* Goal *
Return the listing word for word, as given.

(Stored data)
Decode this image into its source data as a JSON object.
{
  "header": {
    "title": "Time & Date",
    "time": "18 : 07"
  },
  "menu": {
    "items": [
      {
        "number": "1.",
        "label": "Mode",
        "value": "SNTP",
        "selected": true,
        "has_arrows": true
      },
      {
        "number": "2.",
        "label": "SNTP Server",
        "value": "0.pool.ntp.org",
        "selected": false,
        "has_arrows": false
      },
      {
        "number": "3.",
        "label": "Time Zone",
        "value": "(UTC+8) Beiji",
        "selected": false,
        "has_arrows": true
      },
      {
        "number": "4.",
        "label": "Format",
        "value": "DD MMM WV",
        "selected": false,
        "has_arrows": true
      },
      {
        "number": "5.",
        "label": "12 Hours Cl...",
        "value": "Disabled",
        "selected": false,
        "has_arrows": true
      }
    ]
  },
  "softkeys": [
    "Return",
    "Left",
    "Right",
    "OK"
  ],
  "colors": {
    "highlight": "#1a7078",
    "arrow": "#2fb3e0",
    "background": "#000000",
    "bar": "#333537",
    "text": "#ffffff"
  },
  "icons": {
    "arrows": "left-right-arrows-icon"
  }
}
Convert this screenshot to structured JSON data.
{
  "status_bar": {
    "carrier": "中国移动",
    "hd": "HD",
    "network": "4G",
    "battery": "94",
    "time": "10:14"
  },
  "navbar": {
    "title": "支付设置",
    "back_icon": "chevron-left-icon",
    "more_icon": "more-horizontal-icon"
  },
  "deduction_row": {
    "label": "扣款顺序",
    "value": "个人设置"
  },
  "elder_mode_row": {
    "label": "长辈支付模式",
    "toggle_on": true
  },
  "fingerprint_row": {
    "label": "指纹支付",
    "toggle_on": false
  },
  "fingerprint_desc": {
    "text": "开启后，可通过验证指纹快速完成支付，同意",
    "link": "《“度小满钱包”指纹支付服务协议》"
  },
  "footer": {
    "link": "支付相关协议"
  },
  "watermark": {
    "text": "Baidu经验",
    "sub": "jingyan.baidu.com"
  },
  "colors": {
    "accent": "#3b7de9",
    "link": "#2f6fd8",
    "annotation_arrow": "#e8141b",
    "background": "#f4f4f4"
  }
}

* Correct answer *
Decode this image into its source data as a JSON object.
{
  "header": {
    "title": "Time & Date",
    "time": "18 : 07"
  },
  "menu": {
    "items": [
      {
        "number": "1.",
        "label": "Mode",
        "value": "SNTP",
        "selected": true,
        "has_arrows": true
      },
      {
        "number": "2.",
        "label": "SNTP Server",
        "value": "0.pool.ntp.org",
        "selected": false,
        "has_arrows": false
      },
      {
        "number": "3.",
        "label": "Time Zone",
        "value": "(UTC+8) Beiji",
        "selected": false,
        "has_arrows": true
      },
      {
        "number": "4.",
        "label": "Format",
        "value": "DD MMM WV",
        "selected": false,
        "has_arrows": true
      },
      {
        "number": "5.",
        "label": "12 Hours Cl...",
        "value": "Disabled",
        "selected": false,
        "has_arrows": true
      }
    ]
  },
  "softkeys": [
    "Return",
    "Left",
    "Right",
    "OK"
  ],
  "colors": {
    "highlight": "#1a7078",
    "arrow": "#2fb3e0",
    "background": "#000000",
    "bar": "#333537",
    "text": "#ffffff"
  },
  "icons": {
    "arrows": "left-right-arrows-icon"
  }
}
Convert this screenshot to structured JSON data.
{
  "status_bar": {
    "carrier": "中国移动",
    "hd": "HD",
    "network": "4G",
    "battery": "94",
    "time": "10:14"
  },
  "navbar": {
    "title": "支付设置",
    "back_icon": "chevron-left-icon",
    "more_icon": "more-horizontal-icon"
  },
  "deduction_row": {
    "label": "扣款顺序",
    "value": "个人设置"
  },
  "elder_mode_row": {
    "label": "长辈支付模式",
    "toggle_on": true
  },
  "fingerprint_row": {
    "label": "指纹支付",
    "toggle_on": false
  },
  "fingerprint_desc": {
    "text": "开启后，可通过验证指纹快速完成支付，同意",
    "link": "《“度小满钱包”指纹支付服务协议》"
  },
  "footer": {
    "link": "支付相关协议"
  },
  "watermark": {
    "text": "Baidu经验",
    "sub": "jingyan.baidu.com"
  },
  "colors": {
    "accent": "#3b7de9",
    "link": "#2f6fd8",
    "annotation_arrow": "#e8141b",
    "background": "#f4f4f4"
  }
}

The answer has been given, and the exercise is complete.